Exercise material:
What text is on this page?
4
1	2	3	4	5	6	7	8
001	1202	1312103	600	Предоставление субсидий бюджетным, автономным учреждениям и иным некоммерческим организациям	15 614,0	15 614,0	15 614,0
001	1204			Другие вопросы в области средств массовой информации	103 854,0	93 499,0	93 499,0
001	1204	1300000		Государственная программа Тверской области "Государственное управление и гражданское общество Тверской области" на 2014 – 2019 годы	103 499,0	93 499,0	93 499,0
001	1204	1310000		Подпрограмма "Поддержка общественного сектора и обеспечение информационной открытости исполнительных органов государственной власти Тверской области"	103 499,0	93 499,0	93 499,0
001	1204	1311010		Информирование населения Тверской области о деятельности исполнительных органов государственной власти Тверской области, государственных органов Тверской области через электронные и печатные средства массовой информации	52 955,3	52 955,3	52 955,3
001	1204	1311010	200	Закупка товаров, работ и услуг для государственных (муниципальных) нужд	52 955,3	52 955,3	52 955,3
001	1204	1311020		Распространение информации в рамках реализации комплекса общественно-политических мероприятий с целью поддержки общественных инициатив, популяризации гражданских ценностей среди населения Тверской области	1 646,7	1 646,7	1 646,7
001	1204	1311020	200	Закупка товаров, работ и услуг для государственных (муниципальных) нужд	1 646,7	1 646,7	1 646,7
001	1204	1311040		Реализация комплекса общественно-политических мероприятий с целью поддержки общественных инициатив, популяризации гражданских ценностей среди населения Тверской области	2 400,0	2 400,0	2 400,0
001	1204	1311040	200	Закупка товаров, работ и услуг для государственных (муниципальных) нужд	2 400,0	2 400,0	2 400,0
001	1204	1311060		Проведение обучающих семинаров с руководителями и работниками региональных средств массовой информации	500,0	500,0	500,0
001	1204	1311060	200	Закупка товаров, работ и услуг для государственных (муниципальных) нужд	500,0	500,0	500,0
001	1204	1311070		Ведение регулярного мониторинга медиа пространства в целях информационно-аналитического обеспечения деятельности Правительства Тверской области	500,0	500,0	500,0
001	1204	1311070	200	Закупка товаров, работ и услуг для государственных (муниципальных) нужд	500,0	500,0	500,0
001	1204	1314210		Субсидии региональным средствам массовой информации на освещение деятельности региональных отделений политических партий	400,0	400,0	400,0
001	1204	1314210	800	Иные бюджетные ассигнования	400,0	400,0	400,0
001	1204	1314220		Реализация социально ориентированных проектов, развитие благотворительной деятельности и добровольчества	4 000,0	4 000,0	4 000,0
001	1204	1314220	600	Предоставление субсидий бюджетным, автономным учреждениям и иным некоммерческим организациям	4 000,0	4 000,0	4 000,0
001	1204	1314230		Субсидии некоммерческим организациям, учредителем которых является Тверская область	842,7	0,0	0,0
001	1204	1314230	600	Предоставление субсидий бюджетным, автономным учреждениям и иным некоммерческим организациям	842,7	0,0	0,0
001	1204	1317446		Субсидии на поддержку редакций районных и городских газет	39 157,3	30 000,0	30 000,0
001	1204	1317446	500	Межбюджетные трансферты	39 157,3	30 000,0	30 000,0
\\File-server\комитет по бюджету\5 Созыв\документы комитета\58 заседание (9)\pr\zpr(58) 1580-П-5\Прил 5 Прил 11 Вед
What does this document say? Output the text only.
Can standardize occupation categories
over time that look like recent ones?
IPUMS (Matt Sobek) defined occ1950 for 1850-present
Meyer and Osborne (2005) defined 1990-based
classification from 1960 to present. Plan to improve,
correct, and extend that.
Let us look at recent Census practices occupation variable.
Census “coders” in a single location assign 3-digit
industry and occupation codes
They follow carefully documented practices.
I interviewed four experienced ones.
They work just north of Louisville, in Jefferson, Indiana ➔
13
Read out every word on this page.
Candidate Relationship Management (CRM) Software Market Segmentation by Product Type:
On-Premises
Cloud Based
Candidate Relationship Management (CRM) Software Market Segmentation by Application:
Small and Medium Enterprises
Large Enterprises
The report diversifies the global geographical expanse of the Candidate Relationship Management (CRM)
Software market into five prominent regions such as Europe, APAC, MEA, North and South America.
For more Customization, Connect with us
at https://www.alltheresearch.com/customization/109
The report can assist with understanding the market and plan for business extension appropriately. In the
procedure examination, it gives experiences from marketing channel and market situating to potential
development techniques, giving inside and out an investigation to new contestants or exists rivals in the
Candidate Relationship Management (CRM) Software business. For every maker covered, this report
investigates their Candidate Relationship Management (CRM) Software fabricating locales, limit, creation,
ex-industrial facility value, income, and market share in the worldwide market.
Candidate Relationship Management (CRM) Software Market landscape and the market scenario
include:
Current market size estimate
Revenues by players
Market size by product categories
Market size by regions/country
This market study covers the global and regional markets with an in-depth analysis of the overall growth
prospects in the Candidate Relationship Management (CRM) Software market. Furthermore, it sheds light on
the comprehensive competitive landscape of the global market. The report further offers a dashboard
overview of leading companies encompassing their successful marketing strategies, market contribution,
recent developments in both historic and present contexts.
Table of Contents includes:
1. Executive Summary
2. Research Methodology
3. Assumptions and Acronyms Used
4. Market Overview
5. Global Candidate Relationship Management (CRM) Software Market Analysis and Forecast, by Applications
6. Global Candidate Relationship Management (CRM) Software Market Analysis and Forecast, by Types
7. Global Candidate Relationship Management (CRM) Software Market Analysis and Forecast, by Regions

Your instructions: Gather each line of the listing containing the word "They" and show it.

Task result:
They follow carefully documented practices.
They work just north of Louisville, in Jefferson, Indiana ➔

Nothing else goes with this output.